(Data listing)

------------------------------------------------------------

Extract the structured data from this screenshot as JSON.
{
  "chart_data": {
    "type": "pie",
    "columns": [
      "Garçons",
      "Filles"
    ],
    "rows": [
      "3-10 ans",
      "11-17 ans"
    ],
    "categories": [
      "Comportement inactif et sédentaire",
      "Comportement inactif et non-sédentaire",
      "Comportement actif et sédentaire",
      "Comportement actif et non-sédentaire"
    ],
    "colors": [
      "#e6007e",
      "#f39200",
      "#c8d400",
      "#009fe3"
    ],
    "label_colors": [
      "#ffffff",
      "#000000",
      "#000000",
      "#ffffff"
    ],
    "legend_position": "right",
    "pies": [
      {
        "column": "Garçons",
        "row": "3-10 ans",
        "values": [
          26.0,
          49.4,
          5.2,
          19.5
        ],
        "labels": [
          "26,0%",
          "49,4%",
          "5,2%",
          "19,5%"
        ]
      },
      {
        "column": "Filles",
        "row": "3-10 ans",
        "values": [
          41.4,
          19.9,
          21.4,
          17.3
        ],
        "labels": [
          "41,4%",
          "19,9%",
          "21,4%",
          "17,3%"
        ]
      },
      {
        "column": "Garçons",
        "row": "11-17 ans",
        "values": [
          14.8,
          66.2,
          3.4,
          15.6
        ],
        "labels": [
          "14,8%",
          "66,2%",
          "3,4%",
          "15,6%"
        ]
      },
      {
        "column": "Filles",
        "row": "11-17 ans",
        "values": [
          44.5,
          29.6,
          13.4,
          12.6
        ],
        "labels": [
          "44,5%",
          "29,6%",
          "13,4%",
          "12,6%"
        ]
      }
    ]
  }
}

------------------------------------------------------------

Exercise → Repeat the data above exactly.

Full solution →
Extract the structured data from this screenshot as JSON.
{
  "chart_data": {
    "type": "pie",
    "columns": [
      "Garçons",
      "Filles"
    ],
    "rows": [
      "3-10 ans",
      "11-17 ans"
    ],
    "categories": [
      "Comportement inactif et sédentaire",
      "Comportement inactif et non-sédentaire",
      "Comportement actif et sédentaire",
      "Comportement actif et non-sédentaire"
    ],
    "colors": [
      "#e6007e",
      "#f39200",
      "#c8d400",
      "#009fe3"
    ],
    "label_colors": [
      "#ffffff",
      "#000000",
      "#000000",
      "#ffffff"
    ],
    "legend_position": "right",
    "pies": [
      {
        "column": "Garçons",
        "row": "3-10 ans",
        "values": [
          26.0,
          49.4,
          5.2,
          19.5
        ],
        "labels": [
          "26,0%",
          "49,4%",
          "5,2%",
          "19,5%"
        ]
      },
      {
        "column": "Filles",
        "row": "3-10 ans",
        "values": [
          41.4,
          19.9,
          21.4,
          17.3
        ],
        "labels": [
          "41,4%",
          "19,9%",
          "21,4%",
          "17,3%"
        ]
      },
      {
        "column": "Garçons",
        "row": "11-17 ans",
        "values": [
          14.8,
          66.2,
          3.4,
          15.6
        ],
        "labels": [
          "14,8%",
          "66,2%",
          "3,4%",
          "15,6%"
        ]
      },
      {
        "column": "Filles",
        "row": "11-17 ans",
        "values": [
          44.5,
          29.6,
          13.4,
          12.6
        ],
        "labels": [
          "44,5%",
          "29,6%",
          "13,4%",
          "12,6%"
        ]
      }
    ]
  }
}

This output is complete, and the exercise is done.